»»
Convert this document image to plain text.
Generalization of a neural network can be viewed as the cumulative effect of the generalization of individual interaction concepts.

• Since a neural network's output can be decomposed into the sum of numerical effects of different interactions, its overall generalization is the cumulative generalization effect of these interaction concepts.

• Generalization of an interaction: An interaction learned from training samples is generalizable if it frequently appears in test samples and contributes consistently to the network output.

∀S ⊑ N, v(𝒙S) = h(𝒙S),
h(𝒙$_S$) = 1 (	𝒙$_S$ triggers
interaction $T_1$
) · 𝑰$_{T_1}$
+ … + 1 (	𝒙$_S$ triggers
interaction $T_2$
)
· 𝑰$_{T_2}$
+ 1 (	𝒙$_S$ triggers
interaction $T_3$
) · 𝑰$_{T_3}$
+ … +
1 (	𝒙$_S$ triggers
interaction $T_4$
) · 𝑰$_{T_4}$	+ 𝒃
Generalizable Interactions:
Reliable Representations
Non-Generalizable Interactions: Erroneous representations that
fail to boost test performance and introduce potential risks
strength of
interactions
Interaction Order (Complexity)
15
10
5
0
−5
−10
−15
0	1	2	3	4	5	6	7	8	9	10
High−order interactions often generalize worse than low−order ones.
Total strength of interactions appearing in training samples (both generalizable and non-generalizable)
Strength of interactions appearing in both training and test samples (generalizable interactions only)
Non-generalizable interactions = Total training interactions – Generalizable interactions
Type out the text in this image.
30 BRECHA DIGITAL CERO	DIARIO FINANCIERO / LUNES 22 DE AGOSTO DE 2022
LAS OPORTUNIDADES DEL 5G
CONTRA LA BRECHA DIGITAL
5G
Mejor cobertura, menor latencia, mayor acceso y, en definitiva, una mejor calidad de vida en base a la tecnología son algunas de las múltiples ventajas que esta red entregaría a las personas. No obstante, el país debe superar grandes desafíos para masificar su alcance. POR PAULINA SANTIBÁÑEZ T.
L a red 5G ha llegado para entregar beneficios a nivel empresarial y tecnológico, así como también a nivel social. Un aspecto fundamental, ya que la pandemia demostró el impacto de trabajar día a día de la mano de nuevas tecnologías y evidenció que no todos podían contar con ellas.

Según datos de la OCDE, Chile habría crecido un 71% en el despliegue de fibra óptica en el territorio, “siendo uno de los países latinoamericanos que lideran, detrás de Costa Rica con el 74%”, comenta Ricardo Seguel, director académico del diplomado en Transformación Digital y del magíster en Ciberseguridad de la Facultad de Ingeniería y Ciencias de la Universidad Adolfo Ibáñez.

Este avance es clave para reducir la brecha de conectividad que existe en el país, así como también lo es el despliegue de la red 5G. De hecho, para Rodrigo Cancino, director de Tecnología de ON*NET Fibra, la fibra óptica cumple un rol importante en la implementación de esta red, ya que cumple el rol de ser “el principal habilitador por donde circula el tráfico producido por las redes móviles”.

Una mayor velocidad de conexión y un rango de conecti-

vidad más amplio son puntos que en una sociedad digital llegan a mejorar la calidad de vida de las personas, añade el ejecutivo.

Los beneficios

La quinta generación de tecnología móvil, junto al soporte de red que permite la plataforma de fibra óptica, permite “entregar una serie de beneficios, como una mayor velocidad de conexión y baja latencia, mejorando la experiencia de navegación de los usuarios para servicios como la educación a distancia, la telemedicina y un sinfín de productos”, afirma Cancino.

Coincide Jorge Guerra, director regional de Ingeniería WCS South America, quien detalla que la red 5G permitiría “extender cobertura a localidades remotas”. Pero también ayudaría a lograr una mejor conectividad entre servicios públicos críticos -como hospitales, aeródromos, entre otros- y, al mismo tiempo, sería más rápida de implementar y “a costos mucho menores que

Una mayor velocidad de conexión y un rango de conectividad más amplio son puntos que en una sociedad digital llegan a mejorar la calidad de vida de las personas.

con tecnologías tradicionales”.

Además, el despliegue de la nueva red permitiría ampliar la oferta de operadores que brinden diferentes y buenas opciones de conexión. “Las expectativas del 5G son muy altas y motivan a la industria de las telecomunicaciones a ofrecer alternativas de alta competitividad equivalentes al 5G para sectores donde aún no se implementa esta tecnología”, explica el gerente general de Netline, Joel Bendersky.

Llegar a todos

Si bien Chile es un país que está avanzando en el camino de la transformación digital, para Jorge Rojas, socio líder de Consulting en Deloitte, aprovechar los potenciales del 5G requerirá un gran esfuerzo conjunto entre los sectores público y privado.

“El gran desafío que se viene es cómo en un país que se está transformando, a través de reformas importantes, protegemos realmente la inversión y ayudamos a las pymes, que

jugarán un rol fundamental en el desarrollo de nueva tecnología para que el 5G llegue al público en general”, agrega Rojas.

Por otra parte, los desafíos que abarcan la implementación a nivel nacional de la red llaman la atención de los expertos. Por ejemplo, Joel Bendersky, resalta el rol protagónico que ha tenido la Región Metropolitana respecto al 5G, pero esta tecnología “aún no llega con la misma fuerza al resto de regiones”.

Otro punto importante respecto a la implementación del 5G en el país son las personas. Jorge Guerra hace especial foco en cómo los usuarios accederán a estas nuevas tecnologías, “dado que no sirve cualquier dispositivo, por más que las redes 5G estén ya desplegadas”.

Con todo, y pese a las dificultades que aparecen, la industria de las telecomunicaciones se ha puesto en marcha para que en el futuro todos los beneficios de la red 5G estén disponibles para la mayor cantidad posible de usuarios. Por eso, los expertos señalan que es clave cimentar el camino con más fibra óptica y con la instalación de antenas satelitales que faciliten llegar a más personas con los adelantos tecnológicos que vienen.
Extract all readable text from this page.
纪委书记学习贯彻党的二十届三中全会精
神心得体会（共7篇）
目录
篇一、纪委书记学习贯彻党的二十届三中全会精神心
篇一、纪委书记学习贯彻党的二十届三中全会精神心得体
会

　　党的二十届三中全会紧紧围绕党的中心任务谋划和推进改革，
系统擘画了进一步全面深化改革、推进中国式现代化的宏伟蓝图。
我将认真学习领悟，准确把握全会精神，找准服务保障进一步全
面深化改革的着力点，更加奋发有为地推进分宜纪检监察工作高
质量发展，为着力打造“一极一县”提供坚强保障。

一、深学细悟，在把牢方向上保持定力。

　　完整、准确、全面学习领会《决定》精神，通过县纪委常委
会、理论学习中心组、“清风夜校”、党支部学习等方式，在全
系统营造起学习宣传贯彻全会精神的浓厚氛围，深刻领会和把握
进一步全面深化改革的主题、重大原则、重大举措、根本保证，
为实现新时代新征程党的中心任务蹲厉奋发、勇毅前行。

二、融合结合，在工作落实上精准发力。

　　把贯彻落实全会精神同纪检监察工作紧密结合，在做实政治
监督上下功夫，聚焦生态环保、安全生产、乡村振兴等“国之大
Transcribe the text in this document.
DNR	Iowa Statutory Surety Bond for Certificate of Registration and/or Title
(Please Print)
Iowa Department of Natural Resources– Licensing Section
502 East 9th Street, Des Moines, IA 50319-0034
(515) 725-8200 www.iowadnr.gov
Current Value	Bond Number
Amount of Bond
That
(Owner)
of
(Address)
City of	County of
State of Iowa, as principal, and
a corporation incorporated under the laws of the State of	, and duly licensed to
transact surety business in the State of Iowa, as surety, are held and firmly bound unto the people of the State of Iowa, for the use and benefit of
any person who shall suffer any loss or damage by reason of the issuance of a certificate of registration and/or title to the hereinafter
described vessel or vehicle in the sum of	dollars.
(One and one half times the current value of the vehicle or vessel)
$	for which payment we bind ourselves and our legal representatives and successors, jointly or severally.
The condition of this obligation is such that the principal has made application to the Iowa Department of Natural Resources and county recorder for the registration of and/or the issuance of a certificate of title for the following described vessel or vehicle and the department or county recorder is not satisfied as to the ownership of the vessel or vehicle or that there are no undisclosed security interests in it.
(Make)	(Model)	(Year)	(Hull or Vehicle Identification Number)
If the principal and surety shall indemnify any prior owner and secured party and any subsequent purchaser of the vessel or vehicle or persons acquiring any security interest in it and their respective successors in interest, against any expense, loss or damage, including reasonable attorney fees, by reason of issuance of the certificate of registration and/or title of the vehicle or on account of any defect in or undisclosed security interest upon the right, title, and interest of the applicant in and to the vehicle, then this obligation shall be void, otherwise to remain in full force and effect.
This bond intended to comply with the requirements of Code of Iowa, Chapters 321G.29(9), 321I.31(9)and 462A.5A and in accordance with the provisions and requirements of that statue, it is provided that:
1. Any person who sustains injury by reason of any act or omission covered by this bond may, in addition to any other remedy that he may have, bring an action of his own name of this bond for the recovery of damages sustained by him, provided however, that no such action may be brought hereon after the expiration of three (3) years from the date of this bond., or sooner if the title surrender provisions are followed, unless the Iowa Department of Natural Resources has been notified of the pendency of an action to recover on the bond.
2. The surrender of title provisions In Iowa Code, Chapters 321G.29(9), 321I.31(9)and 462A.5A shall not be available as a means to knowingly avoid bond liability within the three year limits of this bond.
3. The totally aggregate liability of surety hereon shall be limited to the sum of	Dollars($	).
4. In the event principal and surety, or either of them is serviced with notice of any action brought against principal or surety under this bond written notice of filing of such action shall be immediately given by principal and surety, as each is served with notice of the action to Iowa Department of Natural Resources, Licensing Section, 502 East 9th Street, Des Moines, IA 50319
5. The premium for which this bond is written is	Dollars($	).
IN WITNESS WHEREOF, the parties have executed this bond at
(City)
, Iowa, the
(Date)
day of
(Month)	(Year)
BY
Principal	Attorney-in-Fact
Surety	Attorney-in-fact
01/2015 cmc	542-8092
««
**TASK DETAILS**
In the records above, locate each line with the word "vessel". Copy all such lines.

**EXERCISE OUTPUT**
described vessel or vehicle in the sum of	dollars.
(One and one half times the current value of the vehicle or vessel)
The condition of this obligation is such that the principal has made application to the Iowa Department of Natural Resources and county recorder for the registration of and/or the issuance of a certificate of title for the following described vessel or vehicle and the department or county recorder is not satisfied as to the ownership of the vessel or vehicle or that there are no undisclosed security interests in it.
If the principal and surety shall indemnify any prior owner and secured party and any subsequent purchaser of the vessel or vehicle or persons acquiring any security interest in it and their respective successors in interest, against any expense, loss or damage, including reasonable attorney fees, by reason of issuance of the certificate of registration and/or title of the vehicle or on account of any defect in or undisclosed security interest upon the right, title, and interest of the applicant in and to the vehicle, then this obligation shall be void, otherwise to remain in full force and effect.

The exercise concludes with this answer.